**TASK**
Using the listing below, select the lines with the word "upgrade" and copy them.
>> begin DATA LINES
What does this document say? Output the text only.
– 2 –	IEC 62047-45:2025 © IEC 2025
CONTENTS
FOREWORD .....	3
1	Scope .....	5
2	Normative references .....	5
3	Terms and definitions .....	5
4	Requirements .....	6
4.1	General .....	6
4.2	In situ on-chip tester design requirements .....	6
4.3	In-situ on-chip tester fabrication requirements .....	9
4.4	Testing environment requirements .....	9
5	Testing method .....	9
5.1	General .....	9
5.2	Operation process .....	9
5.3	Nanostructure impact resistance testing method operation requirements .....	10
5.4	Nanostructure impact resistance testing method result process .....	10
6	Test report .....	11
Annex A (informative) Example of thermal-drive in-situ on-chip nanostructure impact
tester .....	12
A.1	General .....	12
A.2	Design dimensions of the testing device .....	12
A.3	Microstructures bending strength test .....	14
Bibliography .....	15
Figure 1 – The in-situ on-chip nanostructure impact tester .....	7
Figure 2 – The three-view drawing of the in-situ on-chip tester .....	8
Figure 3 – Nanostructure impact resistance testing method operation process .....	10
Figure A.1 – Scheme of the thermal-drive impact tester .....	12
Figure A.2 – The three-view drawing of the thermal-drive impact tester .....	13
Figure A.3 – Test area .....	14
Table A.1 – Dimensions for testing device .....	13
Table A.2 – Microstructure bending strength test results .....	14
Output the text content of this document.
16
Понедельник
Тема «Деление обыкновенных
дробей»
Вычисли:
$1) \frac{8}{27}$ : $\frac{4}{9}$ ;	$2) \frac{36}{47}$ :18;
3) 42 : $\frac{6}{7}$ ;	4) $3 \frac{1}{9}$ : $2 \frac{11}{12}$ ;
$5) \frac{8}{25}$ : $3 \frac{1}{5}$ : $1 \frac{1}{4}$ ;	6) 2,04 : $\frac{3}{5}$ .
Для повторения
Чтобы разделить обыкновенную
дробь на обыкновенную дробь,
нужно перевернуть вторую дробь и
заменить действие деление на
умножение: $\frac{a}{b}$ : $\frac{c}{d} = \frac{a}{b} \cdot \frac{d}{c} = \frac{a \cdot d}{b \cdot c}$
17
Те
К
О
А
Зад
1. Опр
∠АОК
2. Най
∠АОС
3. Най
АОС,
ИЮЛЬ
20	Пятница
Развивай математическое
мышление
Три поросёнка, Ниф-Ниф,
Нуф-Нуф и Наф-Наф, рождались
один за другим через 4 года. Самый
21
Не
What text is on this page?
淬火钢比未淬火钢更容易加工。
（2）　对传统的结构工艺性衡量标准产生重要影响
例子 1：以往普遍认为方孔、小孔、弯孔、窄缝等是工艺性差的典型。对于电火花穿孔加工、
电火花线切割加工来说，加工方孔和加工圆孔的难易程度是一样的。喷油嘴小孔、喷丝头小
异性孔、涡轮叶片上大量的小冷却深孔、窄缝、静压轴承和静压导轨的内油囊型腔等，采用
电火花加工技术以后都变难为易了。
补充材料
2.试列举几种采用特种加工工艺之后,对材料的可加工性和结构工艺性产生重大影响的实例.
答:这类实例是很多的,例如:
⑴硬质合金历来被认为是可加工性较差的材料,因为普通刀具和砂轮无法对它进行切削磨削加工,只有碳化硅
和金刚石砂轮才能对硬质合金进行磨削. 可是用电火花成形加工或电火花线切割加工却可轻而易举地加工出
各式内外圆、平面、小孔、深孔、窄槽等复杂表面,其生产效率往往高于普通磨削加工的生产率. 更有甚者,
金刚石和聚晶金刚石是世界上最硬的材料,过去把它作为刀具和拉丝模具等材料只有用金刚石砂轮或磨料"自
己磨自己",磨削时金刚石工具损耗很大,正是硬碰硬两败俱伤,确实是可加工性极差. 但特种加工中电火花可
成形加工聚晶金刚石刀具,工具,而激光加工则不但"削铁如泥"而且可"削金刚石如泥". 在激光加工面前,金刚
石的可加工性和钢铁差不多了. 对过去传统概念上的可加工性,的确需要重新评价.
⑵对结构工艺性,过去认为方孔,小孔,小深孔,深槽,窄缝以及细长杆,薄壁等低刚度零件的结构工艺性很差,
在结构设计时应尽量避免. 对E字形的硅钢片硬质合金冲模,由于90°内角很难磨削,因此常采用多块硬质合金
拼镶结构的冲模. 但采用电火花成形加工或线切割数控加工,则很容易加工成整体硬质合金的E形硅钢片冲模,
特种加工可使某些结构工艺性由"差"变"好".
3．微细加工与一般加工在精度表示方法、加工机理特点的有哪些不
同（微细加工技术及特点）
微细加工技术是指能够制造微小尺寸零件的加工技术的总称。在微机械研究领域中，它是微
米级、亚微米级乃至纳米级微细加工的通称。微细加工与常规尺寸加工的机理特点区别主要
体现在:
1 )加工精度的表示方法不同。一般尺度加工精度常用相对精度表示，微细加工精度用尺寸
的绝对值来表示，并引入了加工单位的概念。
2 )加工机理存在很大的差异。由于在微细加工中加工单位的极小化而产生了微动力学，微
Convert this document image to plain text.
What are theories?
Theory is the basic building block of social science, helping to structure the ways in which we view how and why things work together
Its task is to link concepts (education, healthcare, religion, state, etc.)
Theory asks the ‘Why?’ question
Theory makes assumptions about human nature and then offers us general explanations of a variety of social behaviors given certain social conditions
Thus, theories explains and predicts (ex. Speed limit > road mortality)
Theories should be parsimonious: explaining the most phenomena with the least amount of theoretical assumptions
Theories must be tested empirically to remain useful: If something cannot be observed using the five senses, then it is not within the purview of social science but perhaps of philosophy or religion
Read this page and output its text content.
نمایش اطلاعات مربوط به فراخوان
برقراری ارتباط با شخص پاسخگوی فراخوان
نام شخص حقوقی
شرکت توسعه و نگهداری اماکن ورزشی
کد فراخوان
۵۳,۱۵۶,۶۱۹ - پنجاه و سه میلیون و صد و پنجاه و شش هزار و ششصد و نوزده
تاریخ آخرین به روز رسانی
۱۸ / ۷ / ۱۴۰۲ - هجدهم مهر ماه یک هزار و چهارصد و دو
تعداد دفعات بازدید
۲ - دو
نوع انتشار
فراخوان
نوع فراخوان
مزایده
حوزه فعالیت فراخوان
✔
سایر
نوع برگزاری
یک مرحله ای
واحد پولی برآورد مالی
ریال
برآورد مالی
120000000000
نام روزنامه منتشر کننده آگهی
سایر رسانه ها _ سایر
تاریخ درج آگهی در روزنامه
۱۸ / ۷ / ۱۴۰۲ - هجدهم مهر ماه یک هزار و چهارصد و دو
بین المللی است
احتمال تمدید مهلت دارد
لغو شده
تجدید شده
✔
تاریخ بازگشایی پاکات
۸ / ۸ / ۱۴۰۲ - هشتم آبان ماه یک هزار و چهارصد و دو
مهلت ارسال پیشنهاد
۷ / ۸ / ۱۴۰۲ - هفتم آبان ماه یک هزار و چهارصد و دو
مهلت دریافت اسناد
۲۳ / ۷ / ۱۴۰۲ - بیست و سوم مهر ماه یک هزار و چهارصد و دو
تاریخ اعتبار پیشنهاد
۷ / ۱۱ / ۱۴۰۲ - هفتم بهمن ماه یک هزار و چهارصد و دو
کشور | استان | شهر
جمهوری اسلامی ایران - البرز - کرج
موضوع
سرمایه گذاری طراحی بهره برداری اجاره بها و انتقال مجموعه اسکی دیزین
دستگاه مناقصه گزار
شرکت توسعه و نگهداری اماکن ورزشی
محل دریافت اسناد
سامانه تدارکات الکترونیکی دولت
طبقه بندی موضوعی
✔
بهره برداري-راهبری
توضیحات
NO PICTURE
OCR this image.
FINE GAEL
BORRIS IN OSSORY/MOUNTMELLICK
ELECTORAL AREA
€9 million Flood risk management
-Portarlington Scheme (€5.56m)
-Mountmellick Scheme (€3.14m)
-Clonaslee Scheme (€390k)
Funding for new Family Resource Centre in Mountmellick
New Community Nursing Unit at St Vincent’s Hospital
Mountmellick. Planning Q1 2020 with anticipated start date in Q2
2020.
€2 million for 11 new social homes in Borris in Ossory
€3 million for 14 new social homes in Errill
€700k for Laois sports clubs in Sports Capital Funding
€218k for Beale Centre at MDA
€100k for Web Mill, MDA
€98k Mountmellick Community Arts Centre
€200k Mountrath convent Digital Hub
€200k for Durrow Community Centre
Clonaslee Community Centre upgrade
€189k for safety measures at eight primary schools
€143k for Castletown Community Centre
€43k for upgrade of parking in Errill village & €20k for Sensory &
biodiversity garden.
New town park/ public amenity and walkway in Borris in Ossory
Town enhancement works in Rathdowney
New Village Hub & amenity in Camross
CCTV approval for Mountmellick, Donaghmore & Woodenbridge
>> end DATA LINES
**EXERCISE OUTPUT**
Clonaslee Community Centre upgrade
€43k for upgrade of parking in Errill village & €20k for Sensory &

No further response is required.